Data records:
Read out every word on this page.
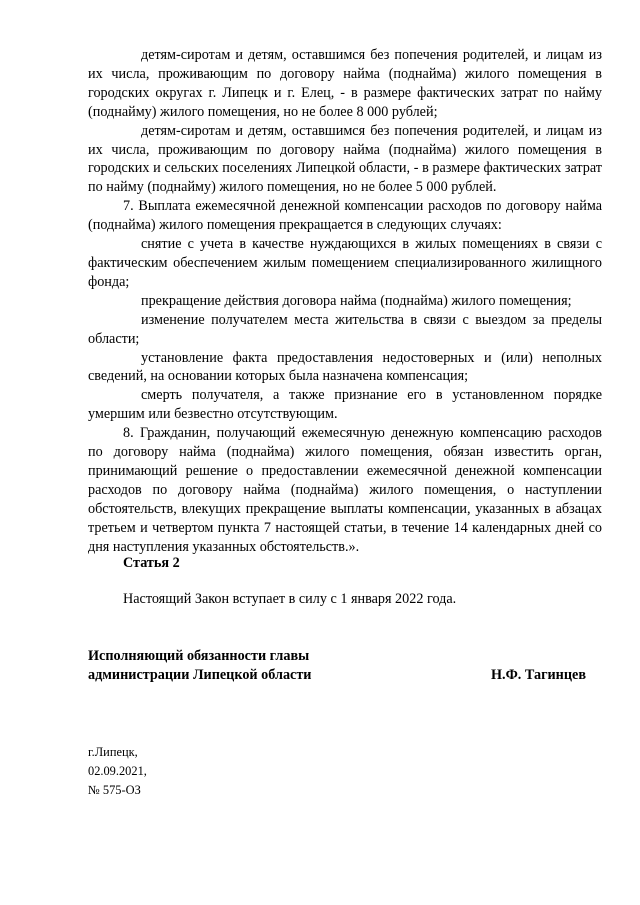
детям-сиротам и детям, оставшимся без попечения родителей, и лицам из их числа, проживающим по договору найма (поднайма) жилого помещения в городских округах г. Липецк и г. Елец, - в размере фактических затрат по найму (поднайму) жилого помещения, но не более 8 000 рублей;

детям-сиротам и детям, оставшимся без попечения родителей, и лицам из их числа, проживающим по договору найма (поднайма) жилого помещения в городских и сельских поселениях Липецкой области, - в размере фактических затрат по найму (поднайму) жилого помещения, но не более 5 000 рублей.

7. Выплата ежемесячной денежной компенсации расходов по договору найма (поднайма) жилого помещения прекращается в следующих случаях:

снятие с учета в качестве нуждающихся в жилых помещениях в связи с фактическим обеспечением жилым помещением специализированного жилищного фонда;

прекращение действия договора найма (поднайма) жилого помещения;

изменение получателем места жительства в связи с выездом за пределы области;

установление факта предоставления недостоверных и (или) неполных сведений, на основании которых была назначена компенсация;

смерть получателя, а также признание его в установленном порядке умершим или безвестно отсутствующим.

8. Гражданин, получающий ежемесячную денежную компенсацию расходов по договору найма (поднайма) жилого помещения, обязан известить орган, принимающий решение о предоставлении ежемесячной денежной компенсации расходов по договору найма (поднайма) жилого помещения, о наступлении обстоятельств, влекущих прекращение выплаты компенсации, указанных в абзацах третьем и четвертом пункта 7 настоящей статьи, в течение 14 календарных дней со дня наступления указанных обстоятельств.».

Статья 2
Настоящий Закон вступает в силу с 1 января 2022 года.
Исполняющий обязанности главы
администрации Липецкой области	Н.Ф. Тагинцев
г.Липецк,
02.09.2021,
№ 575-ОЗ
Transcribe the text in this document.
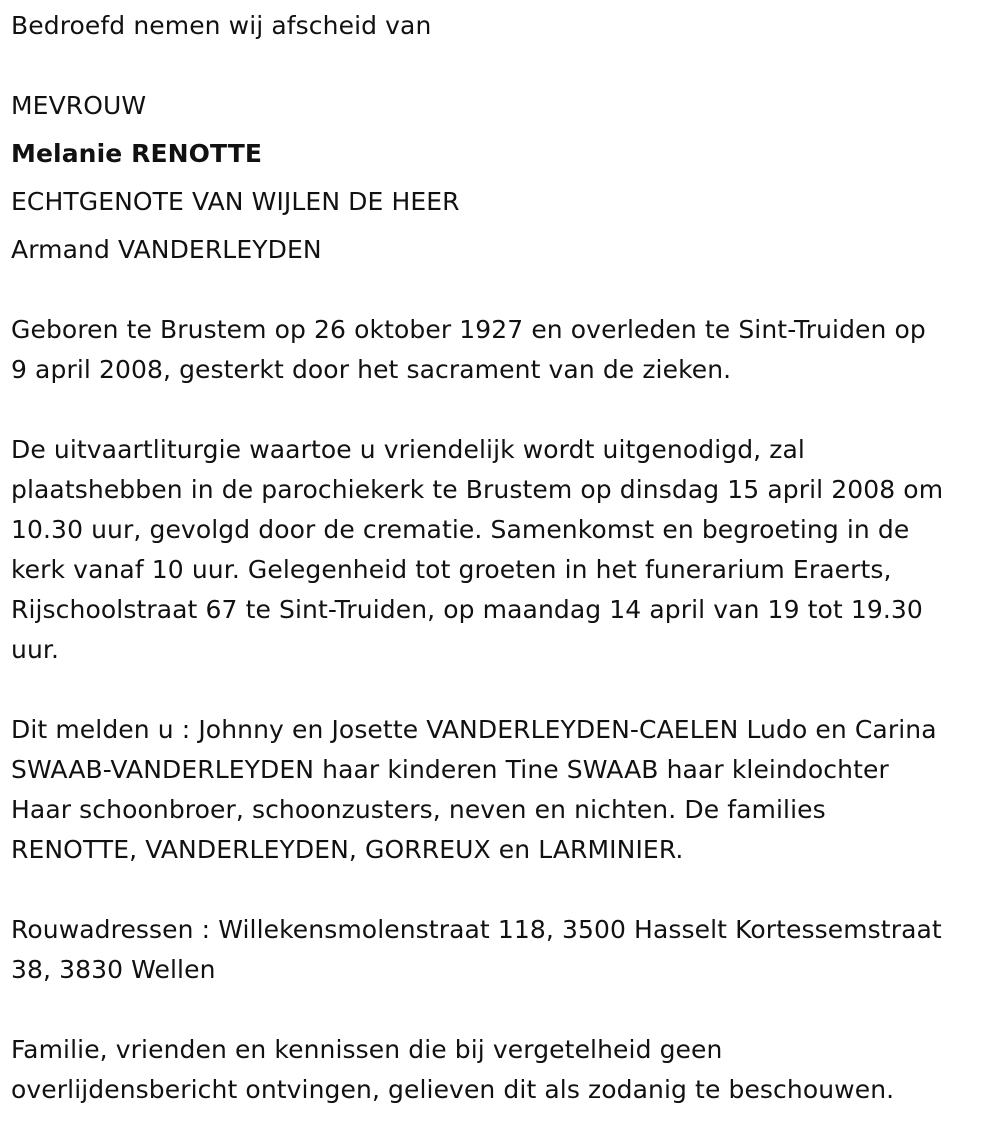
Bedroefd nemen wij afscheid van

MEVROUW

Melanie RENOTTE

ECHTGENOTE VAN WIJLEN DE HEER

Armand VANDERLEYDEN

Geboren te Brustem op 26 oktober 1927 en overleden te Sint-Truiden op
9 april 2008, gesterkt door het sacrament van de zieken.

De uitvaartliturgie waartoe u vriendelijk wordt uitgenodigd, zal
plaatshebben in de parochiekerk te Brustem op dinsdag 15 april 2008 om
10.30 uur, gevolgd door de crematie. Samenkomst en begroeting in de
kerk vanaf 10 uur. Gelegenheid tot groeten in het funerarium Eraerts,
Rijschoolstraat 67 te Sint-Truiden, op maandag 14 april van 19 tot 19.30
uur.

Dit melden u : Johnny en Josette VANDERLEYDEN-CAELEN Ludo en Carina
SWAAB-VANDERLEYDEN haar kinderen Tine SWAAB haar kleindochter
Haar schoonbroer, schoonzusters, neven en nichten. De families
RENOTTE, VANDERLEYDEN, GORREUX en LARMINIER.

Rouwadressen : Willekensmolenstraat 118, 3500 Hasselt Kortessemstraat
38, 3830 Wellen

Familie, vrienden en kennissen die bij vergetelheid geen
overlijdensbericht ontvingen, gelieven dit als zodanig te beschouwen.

- INSTRUCTION
Leave the pictures out and print the records above exactly as they stand.

- TASK RESPONSE
Read out every word on this page.
детям-сиротам и детям, оставшимся без попечения родителей, и лицам из их числа, проживающим по договору найма (поднайма) жилого помещения в городских округах г. Липецк и г. Елец, - в размере фактических затрат по найму (поднайму) жилого помещения, но не более 8 000 рублей;

детям-сиротам и детям, оставшимся без попечения родителей, и лицам из их числа, проживающим по договору найма (поднайма) жилого помещения в городских и сельских поселениях Липецкой области, - в размере фактических затрат по найму (поднайму) жилого помещения, но не более 5 000 рублей.

7. Выплата ежемесячной денежной компенсации расходов по договору найма (поднайма) жилого помещения прекращается в следующих случаях:

снятие с учета в качестве нуждающихся в жилых помещениях в связи с фактическим обеспечением жилым помещением специализированного жилищного фонда;

прекращение действия договора найма (поднайма) жилого помещения;

изменение получателем места жительства в связи с выездом за пределы области;

установление факта предоставления недостоверных и (или) неполных сведений, на основании которых была назначена компенсация;

смерть получателя, а также признание его в установленном порядке умершим или безвестно отсутствующим.

8. Гражданин, получающий ежемесячную денежную компенсацию расходов по договору найма (поднайма) жилого помещения, обязан известить орган, принимающий решение о предоставлении ежемесячной денежной компенсации расходов по договору найма (поднайма) жилого помещения, о наступлении обстоятельств, влекущих прекращение выплаты компенсации, указанных в абзацах третьем и четвертом пункта 7 настоящей статьи, в течение 14 календарных дней со дня наступления указанных обстоятельств.».

Статья 2
Настоящий Закон вступает в силу с 1 января 2022 года.
Исполняющий обязанности главы
администрации Липецкой области	Н.Ф. Тагинцев
г.Липецк,
02.09.2021,
№ 575-ОЗ
Transcribe the text in this document.
Bedroefd nemen wij afscheid van

MEVROUW

Melanie RENOTTE

ECHTGENOTE VAN WIJLEN DE HEER

Armand VANDERLEYDEN

Geboren te Brustem op 26 oktober 1927 en overleden te Sint-Truiden op
9 april 2008, gesterkt door het sacrament van de zieken.

De uitvaartliturgie waartoe u vriendelijk wordt uitgenodigd, zal
plaatshebben in de parochiekerk te Brustem op dinsdag 15 april 2008 om
10.30 uur, gevolgd door de crematie. Samenkomst en begroeting in de
kerk vanaf 10 uur. Gelegenheid tot groeten in het funerarium Eraerts,
Rijschoolstraat 67 te Sint-Truiden, op maandag 14 april van 19 tot 19.30
uur.

Dit melden u : Johnny en Josette VANDERLEYDEN-CAELEN Ludo en Carina
SWAAB-VANDERLEYDEN haar kinderen Tine SWAAB haar kleindochter
Haar schoonbroer, schoonzusters, neven en nichten. De families
RENOTTE, VANDERLEYDEN, GORREUX en LARMINIER.

Rouwadressen : Willekensmolenstraat 118, 3500 Hasselt Kortessemstraat
38, 3830 Wellen

Familie, vrienden en kennissen die bij vergetelheid geen
overlijdensbericht ontvingen, gelieven dit als zodanig te beschouwen.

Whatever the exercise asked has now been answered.